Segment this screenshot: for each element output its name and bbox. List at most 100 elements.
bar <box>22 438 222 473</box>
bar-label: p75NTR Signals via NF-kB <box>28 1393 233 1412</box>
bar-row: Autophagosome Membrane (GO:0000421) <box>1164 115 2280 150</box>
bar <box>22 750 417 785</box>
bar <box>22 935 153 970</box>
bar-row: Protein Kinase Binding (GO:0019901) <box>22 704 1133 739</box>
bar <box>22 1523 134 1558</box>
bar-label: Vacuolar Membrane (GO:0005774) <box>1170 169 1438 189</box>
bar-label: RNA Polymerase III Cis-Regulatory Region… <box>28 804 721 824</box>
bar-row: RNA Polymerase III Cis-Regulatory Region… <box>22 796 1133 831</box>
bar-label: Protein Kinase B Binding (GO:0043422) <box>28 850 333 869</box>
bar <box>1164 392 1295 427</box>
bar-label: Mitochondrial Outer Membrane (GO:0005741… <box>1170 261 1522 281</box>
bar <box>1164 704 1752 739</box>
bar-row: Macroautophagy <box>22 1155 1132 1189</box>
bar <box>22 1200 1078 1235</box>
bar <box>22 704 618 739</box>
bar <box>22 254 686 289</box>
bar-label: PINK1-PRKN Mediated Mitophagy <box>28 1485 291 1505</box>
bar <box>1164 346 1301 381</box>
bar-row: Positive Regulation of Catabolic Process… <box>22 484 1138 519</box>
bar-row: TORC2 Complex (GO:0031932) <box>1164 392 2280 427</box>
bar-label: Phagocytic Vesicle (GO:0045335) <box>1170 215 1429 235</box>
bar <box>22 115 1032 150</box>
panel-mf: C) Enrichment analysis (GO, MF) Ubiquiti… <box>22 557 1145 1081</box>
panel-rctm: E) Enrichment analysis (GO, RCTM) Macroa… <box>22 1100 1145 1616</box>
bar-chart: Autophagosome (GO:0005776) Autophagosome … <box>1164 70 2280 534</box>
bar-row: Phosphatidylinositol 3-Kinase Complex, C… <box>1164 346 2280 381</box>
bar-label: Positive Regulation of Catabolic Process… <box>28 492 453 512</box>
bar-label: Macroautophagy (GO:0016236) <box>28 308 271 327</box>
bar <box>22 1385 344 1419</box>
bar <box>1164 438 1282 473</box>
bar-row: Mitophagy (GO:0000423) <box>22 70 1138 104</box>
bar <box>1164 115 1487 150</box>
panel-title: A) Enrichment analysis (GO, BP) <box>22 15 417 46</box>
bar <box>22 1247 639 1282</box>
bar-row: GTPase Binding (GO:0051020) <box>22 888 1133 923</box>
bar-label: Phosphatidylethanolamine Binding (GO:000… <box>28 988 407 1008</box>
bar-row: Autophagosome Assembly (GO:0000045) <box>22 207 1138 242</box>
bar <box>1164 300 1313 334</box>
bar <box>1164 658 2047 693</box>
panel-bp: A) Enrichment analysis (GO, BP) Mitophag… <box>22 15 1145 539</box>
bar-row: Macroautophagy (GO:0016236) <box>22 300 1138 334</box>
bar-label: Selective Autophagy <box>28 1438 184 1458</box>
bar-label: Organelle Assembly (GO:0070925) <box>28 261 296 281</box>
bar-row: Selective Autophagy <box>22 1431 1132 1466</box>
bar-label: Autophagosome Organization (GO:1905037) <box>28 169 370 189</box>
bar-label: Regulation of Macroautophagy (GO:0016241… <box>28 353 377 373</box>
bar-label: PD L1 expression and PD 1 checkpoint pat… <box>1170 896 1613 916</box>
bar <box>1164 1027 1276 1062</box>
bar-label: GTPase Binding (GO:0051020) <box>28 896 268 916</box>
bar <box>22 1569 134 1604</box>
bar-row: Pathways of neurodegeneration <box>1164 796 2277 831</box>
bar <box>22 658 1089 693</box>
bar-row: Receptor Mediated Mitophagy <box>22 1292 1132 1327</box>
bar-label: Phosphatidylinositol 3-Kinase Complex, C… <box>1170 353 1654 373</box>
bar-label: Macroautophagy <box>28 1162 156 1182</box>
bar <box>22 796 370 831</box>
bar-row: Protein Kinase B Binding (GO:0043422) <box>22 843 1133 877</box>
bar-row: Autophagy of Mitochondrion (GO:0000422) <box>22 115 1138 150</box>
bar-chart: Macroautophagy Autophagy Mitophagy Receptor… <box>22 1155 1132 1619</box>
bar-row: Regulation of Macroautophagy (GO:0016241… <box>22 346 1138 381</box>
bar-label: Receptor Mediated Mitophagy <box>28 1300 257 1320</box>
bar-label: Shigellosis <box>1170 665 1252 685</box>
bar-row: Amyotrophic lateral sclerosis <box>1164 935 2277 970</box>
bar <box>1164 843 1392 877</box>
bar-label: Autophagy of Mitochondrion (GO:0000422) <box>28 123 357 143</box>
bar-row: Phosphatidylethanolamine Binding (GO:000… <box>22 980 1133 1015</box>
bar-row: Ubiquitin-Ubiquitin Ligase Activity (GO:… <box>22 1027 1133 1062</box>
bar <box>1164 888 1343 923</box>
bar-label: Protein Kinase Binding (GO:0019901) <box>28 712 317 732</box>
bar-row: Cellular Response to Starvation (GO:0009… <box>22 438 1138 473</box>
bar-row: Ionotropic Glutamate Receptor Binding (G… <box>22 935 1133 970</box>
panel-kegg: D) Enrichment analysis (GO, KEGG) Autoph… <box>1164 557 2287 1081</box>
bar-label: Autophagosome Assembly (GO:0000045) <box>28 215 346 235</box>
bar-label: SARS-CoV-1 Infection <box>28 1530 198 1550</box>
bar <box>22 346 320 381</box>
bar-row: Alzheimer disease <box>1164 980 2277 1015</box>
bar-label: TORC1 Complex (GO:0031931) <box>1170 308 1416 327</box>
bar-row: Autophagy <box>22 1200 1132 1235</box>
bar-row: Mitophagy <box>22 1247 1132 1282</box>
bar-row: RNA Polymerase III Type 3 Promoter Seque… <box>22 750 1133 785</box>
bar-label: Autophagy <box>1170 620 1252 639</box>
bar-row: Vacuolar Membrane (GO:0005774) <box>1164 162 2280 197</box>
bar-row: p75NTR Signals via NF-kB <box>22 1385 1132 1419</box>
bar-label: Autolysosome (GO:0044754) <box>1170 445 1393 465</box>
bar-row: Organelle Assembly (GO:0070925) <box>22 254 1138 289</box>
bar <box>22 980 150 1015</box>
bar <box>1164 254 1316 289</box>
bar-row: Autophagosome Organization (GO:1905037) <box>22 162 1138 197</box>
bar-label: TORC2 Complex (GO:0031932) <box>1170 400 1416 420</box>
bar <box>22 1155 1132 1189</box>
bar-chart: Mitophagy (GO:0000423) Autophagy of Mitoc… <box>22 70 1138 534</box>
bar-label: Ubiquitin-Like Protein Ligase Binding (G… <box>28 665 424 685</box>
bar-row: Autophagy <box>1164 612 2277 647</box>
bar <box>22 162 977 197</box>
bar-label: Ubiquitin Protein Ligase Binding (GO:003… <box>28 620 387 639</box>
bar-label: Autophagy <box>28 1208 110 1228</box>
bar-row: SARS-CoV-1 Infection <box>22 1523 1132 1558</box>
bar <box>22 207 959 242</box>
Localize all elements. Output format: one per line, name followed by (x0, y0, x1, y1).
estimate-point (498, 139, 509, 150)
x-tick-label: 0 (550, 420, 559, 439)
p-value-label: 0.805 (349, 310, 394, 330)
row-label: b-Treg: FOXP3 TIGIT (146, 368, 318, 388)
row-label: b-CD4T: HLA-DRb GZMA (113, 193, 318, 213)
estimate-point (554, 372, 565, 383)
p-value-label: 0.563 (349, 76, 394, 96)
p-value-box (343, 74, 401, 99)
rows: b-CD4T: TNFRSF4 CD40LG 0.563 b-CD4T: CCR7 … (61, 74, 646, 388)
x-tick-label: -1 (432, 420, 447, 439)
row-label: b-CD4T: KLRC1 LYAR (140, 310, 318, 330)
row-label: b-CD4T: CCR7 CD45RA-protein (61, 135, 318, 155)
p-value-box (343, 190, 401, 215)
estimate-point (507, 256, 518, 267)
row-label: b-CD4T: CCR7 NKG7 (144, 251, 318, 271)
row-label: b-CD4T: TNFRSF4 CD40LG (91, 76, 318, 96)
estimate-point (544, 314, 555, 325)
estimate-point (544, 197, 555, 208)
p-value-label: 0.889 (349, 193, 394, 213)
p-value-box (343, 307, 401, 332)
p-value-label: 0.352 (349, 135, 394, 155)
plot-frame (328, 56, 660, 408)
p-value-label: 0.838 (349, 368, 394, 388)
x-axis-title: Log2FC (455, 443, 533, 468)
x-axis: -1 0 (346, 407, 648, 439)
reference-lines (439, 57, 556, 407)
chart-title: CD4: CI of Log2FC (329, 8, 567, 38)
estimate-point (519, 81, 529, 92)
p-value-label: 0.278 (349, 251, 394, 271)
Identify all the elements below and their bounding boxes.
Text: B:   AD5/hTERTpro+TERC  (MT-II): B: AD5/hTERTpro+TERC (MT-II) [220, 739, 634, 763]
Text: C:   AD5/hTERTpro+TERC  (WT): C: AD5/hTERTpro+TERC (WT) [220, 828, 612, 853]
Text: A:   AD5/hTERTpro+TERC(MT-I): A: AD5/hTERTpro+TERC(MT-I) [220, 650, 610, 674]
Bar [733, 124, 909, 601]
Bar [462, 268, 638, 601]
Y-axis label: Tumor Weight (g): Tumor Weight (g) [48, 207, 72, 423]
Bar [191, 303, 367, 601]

^^^^^^^^

> **BRIEF**:
State the number of lines above that hold the word "Positive", and say nothing else.

> **COMPLETED TASK**:
2